Dataset records:
-- start --
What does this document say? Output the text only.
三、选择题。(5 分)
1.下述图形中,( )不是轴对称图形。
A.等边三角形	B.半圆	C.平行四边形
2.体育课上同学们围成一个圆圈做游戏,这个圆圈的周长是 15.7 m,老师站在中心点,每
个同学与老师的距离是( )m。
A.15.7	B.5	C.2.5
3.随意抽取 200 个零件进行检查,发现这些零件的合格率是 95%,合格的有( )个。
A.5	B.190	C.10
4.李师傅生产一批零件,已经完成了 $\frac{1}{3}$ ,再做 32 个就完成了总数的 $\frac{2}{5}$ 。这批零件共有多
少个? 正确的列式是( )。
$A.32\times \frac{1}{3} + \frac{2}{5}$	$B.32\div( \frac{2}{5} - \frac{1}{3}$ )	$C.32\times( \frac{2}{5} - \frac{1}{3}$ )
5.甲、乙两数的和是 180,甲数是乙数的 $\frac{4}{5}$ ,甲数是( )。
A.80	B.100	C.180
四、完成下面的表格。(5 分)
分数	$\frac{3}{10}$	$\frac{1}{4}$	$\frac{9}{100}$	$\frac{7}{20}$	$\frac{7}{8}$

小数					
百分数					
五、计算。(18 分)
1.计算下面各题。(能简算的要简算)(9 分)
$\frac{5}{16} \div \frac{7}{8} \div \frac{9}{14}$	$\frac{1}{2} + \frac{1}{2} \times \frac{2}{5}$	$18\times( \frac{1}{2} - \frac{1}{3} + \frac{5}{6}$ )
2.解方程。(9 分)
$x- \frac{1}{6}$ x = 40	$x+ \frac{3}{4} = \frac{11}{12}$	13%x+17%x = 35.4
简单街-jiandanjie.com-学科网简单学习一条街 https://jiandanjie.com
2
-- end --
◆ **EXERCISE**
Extract each entry in full, exactly as given.

◆ **SOLUTION FOR THIS TASK**
What does this document say? Output the text only.
三、选择题。(5 分)
1.下述图形中,( )不是轴对称图形。
A.等边三角形	B.半圆	C.平行四边形
2.体育课上同学们围成一个圆圈做游戏,这个圆圈的周长是 15.7 m,老师站在中心点,每
个同学与老师的距离是( )m。
A.15.7	B.5	C.2.5
3.随意抽取 200 个零件进行检查,发现这些零件的合格率是 95%,合格的有( )个。
A.5	B.190	C.10
4.李师傅生产一批零件,已经完成了 $\frac{1}{3}$ ,再做 32 个就完成了总数的 $\frac{2}{5}$ 。这批零件共有多
少个? 正确的列式是( )。
$A.32\times \frac{1}{3} + \frac{2}{5}$	$B.32\div( \frac{2}{5} - \frac{1}{3}$ )	$C.32\times( \frac{2}{5} - \frac{1}{3}$ )
5.甲、乙两数的和是 180,甲数是乙数的 $\frac{4}{5}$ ,甲数是( )。
A.80	B.100	C.180
四、完成下面的表格。(5 分)
分数	$\frac{3}{10}$	$\frac{1}{4}$	$\frac{9}{100}$	$\frac{7}{20}$	$\frac{7}{8}$

小数					
百分数					
五、计算。(18 分)
1.计算下面各题。(能简算的要简算)(9 分)
$\frac{5}{16} \div \frac{7}{8} \div \frac{9}{14}$	$\frac{1}{2} + \frac{1}{2} \times \frac{2}{5}$	$18\times( \frac{1}{2} - \frac{1}{3} + \frac{5}{6}$ )
2.解方程。(9 分)
$x- \frac{1}{6}$ x = 40	$x+ \frac{3}{4} = \frac{11}{12}$	13%x+17%x = 35.4
简单街-jiandanjie.com-学科网简单学习一条街 https://jiandanjie.com
2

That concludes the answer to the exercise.